Written request:
Begin at the line that has "info-label: Receiving antenna" and go on to the last line of the records. Write those lines as a JSON list of strings, one string per line, and leave out any blank lines.

Data provided:
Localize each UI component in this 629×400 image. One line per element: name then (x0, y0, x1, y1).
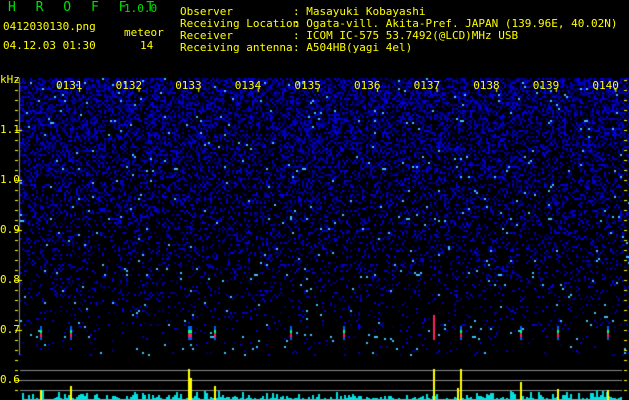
info-label: Receiving antenna (180, 41, 293, 54)
x-tick-label: 0134 (234, 79, 262, 92)
x-tick-label: 0137 (413, 79, 441, 92)
info-value: : A504HB(yagi 4el) (293, 41, 413, 54)
y-tick-label: 0.8 (0, 273, 20, 286)
y-axis-unit: kHz (0, 73, 20, 86)
y-tick-label: 1.1 (0, 123, 20, 136)
meteor-label: meteor (124, 26, 164, 39)
x-tick-label: 0131 (56, 79, 83, 92)
spectrogram (0, 72, 629, 400)
meteor-count: 14 (140, 39, 154, 52)
app-version: 1.0.0 (124, 2, 158, 15)
y-tick-label: 1.0 (0, 173, 20, 186)
y-tick-label: 0.7 (0, 323, 20, 336)
x-tick-label: 0132 (115, 79, 143, 92)
y-tick-label: 0.9 (0, 223, 20, 236)
x-tick-label: 0136 (354, 79, 381, 92)
x-tick-label: 0138 (473, 79, 500, 92)
x-tick-label: 0139 (532, 79, 560, 92)
y-tick-label: 0.6 (0, 373, 20, 386)
x-tick-label: 0133 (175, 79, 202, 92)
file-datetime: 04.12.03 01:30 (3, 39, 96, 52)
x-tick-label: 0140 (592, 79, 619, 92)
file-name: 0412030130.png (3, 20, 96, 33)
x-tick-label: 0135 (294, 79, 321, 92)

Exercise response:
[
  "info-label: Receiving antenna (180, 41, 293, 54)",
  "x-tick-label: 0134 (234, 79, 262, 92)",
  "x-tick-label: 0137 (413, 79, 441, 92)",
  "info-value: : A504HB(yagi 4el) (293, 41, 413, 54)",
  "y-tick-label: 0.8 (0, 273, 20, 286)",
  "y-axis-unit: kHz (0, 73, 20, 86)",
  "y-tick-label: 1.1 (0, 123, 20, 136)",
  "meteor-label: meteor (124, 26, 164, 39)",
  "x-tick-label: 0131 (56, 79, 83, 92)",
  "spectrogram (0, 72, 629, 400)",
  "meteor-count: 14 (140, 39, 154, 52)",
  "app-version: 1.0.0 (124, 2, 158, 15)",
  "y-tick-label: 1.0 (0, 173, 20, 186)",
  "y-tick-label: 0.7 (0, 323, 20, 336)",
  "x-tick-label: 0132 (115, 79, 143, 92)",
  "y-tick-label: 0.9 (0, 223, 20, 236)",
  "x-tick-label: 0136 (354, 79, 381, 92)",
  "x-tick-label: 0138 (473, 79, 500, 92)",
  "x-tick-label: 0139 (532, 79, 560, 92)",
  "y-tick-label: 0.6 (0, 373, 20, 386)",
  "x-tick-label: 0133 (175, 79, 202, 92)",
  "file-datetime: 04.12.03 01:30 (3, 39, 96, 52)",
  "x-tick-label: 0140 (592, 79, 619, 92)",
  "file-name: 0412030130.png (3, 20, 96, 33)",
  "x-tick-label: 0135 (294, 79, 321, 92)"
]